- [Exercise goal]:
Copy out every line of the records where the string "IBGE" occurs.

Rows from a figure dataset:

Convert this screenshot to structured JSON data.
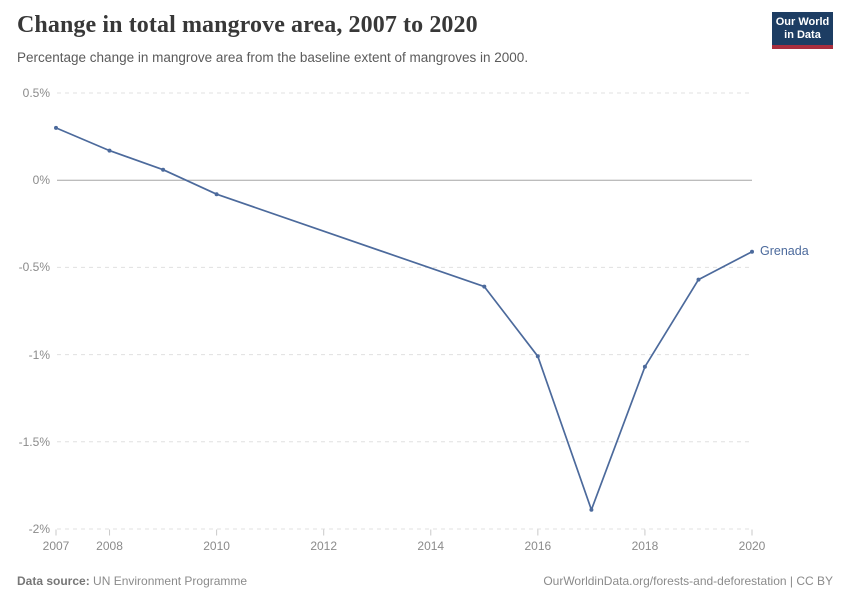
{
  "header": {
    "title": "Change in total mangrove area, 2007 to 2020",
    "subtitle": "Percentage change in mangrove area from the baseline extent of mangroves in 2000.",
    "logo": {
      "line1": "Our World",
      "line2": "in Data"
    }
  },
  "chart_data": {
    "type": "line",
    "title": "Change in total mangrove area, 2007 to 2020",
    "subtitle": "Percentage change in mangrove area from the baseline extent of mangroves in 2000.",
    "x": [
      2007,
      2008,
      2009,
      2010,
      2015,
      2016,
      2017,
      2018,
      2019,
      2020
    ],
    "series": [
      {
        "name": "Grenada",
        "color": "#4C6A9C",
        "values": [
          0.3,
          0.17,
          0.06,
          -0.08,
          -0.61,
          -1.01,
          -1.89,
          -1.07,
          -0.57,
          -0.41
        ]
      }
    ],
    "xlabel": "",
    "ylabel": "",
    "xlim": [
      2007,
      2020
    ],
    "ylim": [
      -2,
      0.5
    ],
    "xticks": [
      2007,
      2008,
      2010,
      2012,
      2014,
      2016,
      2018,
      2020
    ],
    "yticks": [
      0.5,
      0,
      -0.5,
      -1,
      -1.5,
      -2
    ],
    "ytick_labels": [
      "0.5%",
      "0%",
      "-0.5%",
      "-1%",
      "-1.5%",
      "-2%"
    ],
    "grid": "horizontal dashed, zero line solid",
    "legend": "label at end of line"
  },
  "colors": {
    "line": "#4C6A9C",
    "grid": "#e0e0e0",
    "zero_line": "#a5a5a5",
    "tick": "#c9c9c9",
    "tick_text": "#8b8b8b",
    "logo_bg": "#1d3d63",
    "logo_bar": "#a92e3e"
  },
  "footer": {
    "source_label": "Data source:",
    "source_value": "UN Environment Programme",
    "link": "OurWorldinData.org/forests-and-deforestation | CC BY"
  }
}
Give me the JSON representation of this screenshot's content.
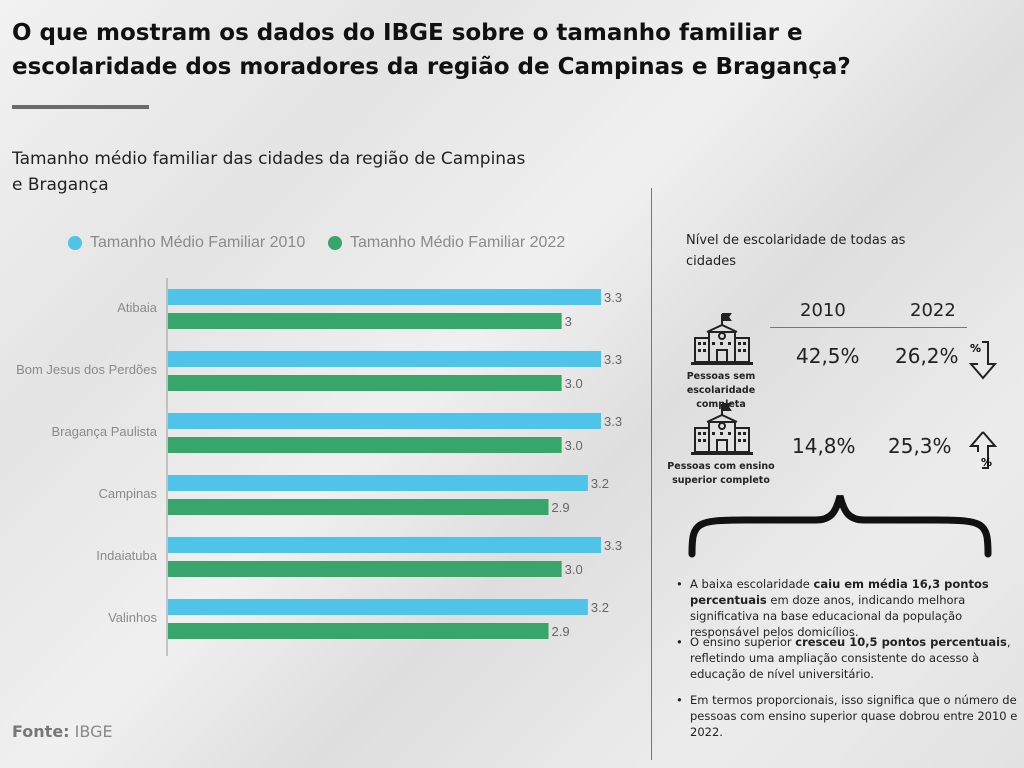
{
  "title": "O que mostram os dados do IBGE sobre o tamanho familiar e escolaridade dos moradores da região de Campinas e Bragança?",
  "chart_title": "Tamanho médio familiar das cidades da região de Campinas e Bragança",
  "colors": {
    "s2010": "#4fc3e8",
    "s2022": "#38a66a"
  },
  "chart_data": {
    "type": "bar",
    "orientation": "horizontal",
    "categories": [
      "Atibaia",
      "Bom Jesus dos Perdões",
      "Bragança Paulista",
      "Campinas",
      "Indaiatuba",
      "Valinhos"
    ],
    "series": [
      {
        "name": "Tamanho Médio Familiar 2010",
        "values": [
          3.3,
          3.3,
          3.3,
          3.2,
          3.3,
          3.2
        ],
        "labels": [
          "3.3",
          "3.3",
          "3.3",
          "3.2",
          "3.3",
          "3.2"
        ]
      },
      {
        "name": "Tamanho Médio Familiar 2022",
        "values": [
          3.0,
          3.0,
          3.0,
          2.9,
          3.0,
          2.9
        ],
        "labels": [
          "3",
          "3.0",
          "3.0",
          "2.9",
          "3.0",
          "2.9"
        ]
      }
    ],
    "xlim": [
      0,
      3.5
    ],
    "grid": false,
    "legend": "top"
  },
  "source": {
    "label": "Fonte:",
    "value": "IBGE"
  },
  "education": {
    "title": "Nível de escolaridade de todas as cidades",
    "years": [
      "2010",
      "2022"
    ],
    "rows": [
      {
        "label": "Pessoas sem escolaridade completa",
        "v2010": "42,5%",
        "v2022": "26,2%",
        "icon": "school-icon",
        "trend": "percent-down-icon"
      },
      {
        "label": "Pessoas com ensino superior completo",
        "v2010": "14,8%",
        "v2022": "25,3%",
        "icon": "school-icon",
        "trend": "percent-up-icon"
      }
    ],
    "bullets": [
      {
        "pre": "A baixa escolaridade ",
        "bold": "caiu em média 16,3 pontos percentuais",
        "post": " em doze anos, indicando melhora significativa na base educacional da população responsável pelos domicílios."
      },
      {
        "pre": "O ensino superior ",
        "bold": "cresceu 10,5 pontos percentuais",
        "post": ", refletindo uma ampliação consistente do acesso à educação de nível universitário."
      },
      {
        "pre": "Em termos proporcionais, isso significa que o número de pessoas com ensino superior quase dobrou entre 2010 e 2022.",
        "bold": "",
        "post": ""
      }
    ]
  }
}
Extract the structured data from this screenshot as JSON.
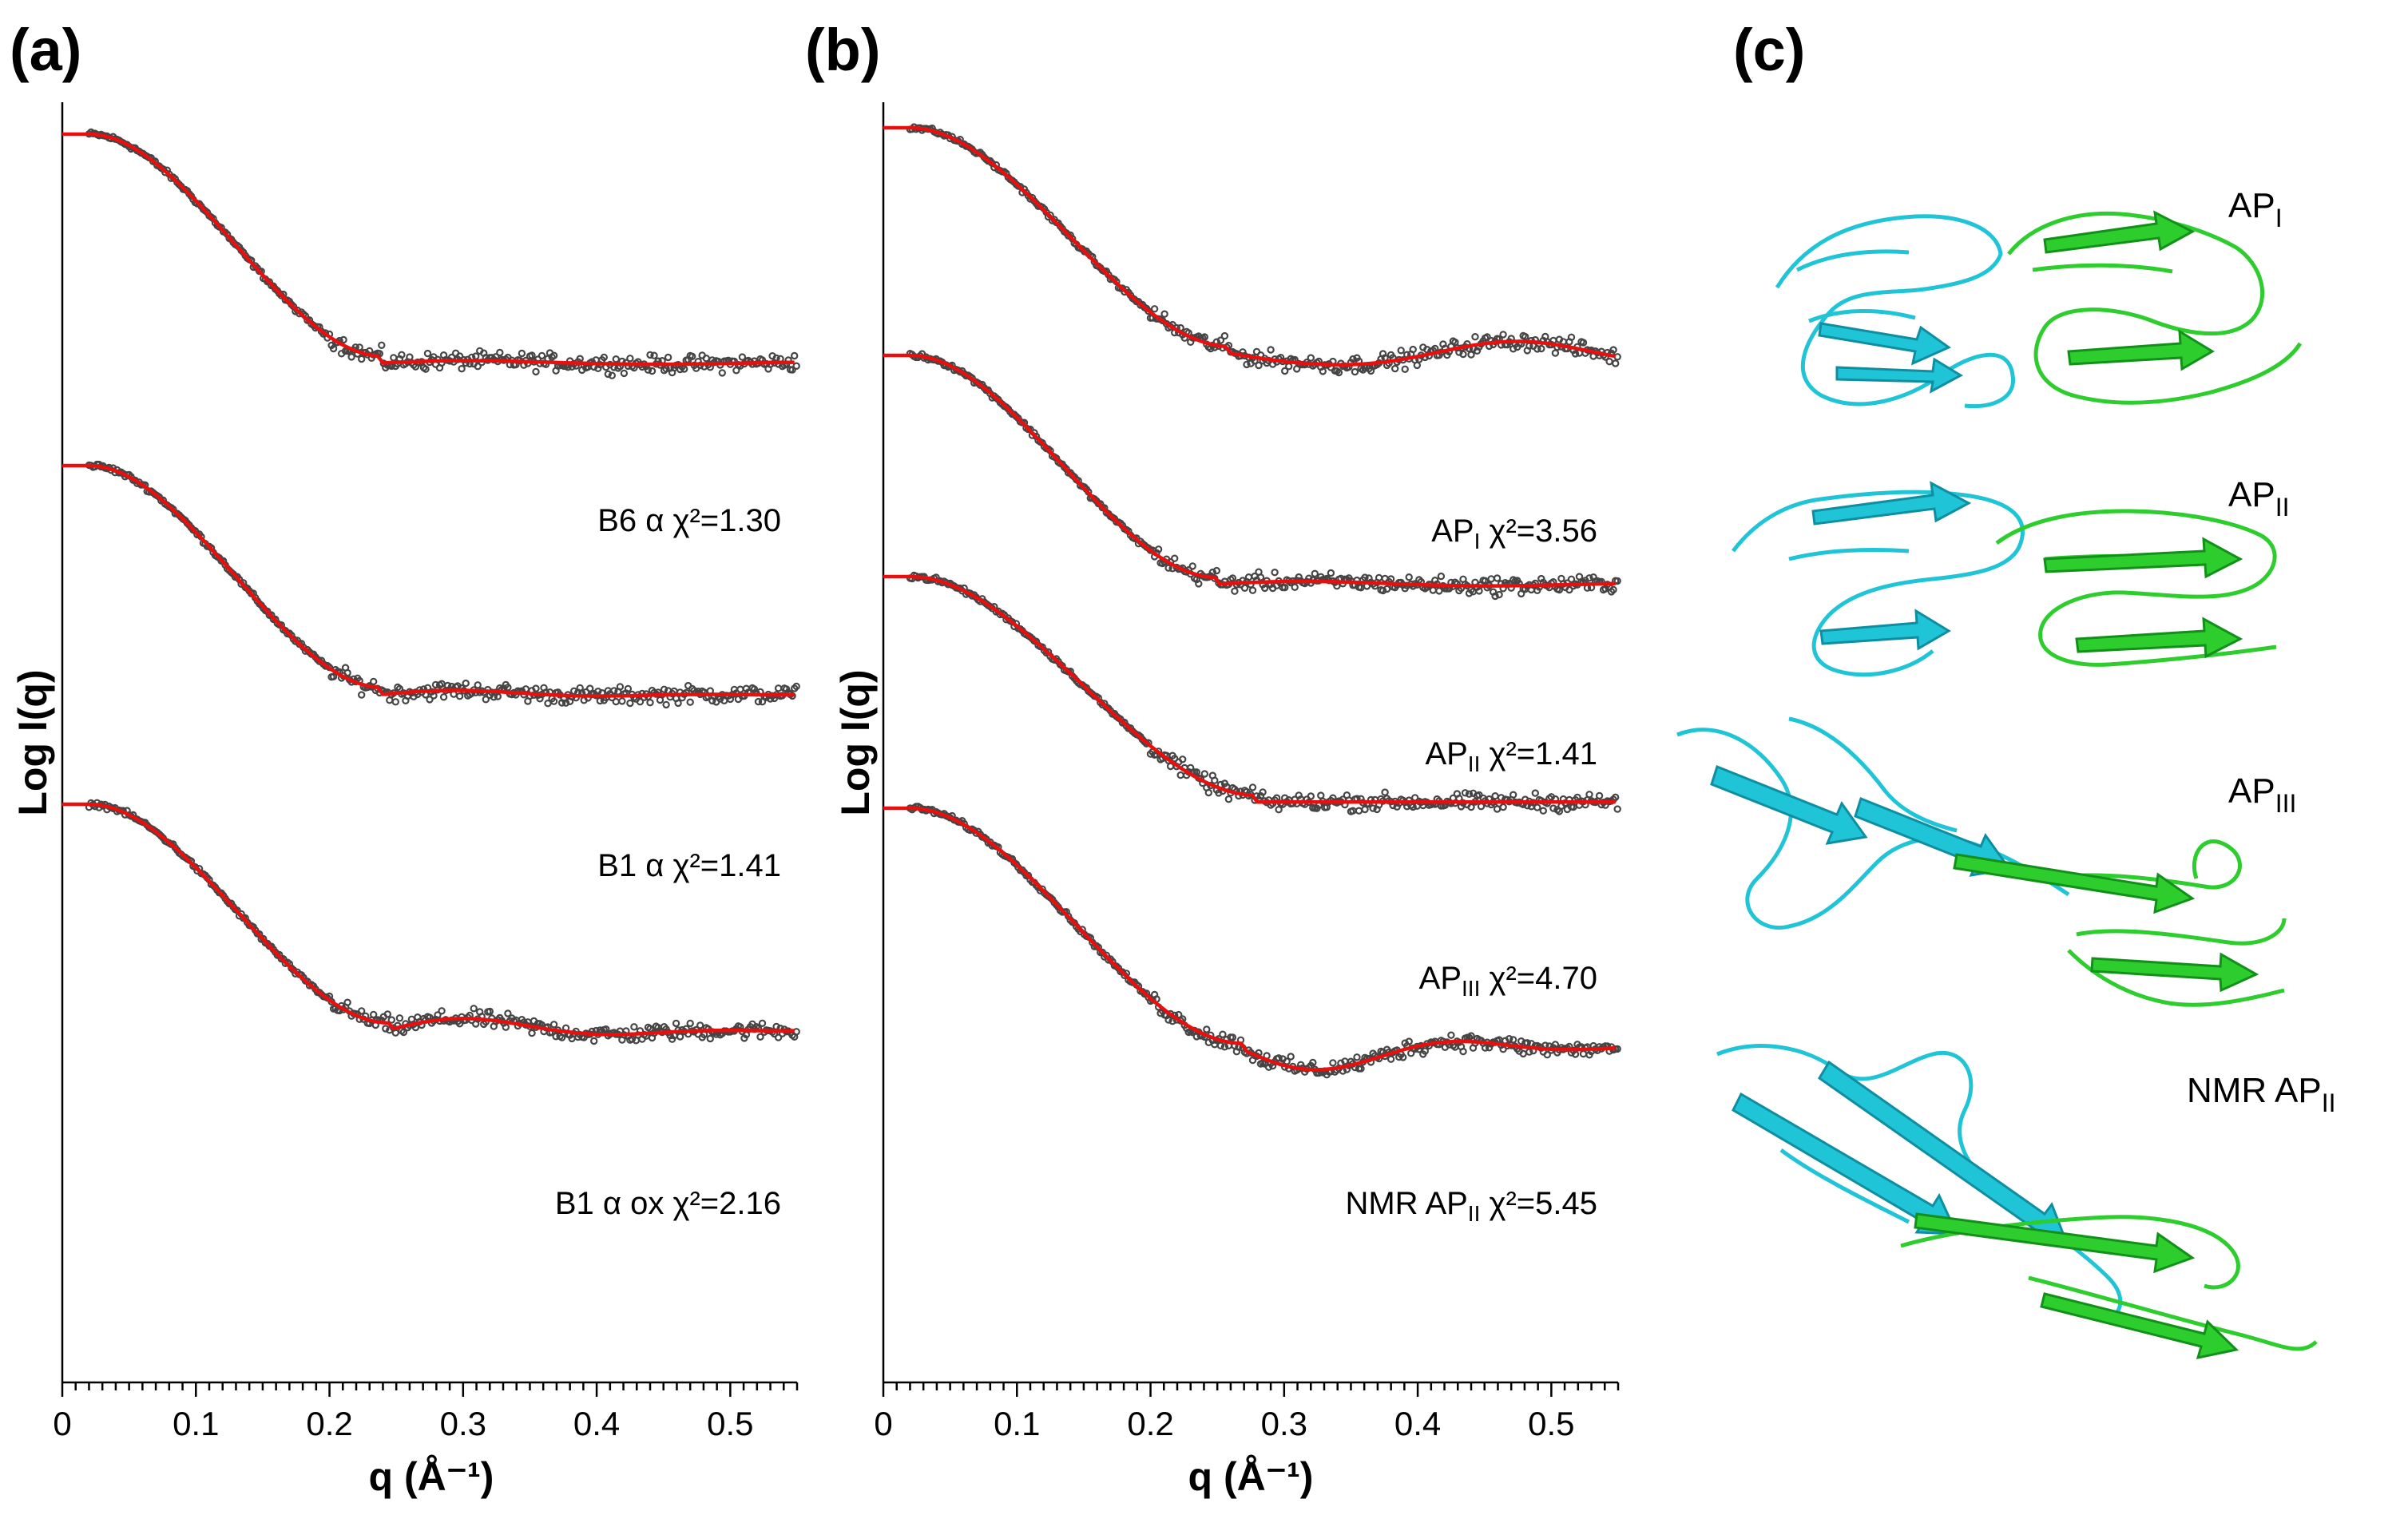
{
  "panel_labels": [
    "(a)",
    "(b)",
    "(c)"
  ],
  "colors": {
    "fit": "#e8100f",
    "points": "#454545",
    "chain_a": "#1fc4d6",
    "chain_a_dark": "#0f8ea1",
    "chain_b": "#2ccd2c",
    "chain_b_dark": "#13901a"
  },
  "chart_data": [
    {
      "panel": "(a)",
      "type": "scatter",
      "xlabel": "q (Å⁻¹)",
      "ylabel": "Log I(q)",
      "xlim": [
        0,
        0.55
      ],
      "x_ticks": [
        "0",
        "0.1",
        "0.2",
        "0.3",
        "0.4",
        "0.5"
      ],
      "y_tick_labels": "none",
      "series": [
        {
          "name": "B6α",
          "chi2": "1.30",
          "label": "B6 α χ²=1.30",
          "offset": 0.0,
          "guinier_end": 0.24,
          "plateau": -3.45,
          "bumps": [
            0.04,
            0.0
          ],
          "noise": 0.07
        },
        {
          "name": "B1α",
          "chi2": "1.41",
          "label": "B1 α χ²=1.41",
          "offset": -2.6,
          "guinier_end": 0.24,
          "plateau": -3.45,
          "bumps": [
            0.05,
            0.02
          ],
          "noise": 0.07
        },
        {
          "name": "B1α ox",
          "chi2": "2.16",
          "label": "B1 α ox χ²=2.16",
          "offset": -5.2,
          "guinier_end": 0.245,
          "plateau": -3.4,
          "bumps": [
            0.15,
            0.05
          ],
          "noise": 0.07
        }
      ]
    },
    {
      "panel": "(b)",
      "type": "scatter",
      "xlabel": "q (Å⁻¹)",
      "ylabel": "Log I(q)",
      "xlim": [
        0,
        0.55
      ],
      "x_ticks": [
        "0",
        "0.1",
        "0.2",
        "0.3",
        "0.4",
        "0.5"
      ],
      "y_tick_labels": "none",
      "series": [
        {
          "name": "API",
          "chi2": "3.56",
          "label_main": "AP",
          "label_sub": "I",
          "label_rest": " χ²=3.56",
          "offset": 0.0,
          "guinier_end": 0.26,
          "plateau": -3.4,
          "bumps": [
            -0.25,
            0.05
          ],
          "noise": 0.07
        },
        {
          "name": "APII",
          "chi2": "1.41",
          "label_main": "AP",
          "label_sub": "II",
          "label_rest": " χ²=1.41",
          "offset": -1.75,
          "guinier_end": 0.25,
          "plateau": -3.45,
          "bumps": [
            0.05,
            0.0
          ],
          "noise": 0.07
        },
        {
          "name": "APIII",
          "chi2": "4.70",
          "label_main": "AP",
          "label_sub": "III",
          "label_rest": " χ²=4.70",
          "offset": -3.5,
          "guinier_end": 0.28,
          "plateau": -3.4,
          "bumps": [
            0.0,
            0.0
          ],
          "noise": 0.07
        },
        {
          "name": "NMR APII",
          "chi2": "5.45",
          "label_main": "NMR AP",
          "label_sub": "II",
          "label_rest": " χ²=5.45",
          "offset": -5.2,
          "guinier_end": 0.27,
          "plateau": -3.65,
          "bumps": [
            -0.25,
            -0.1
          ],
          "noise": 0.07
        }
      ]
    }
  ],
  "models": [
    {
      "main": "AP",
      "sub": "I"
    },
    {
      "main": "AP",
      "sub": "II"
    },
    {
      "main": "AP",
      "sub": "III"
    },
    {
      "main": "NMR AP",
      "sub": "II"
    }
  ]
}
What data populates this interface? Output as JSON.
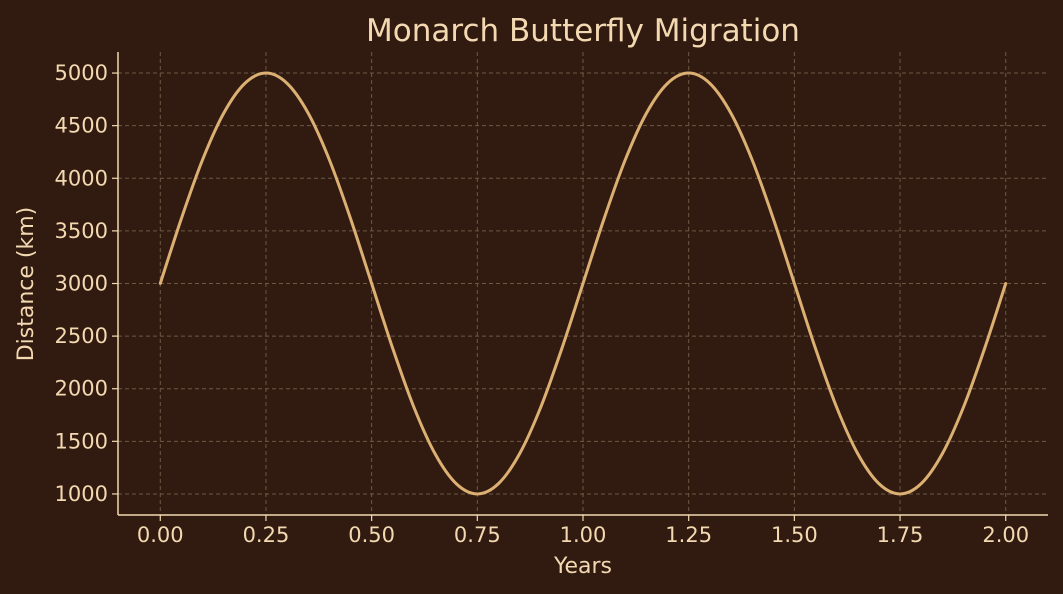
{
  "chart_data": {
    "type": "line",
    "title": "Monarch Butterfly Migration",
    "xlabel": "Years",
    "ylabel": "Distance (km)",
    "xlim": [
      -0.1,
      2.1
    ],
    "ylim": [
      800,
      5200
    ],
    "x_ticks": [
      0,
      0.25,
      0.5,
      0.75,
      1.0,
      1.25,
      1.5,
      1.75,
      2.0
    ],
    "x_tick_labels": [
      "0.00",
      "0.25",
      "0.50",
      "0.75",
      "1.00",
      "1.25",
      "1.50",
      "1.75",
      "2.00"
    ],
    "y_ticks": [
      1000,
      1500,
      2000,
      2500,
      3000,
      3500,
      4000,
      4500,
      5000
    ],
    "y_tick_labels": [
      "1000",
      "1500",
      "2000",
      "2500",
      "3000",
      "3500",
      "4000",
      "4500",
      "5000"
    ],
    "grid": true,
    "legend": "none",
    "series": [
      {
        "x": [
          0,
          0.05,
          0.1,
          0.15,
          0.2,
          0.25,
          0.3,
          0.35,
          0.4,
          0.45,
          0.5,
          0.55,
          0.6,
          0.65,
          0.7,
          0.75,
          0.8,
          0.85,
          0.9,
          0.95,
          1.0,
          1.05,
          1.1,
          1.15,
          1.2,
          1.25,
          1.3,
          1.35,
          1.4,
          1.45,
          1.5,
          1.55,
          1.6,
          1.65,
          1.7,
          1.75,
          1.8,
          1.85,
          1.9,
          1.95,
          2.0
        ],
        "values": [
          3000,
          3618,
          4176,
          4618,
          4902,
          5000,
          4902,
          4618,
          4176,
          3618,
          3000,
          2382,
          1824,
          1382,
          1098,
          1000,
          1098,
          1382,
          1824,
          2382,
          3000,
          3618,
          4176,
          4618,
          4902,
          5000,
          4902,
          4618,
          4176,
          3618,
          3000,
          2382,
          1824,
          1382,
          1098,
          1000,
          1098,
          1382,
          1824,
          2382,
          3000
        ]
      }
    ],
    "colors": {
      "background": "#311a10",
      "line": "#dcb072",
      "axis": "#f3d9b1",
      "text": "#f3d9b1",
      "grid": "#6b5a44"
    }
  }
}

- [Exercise solution]:
  "title": "O que mostram os dados do IBGE sobre o tamanho familiar e escolaridade dos moradores da região de Campinas e Bragança?",
    "value": "IBGE"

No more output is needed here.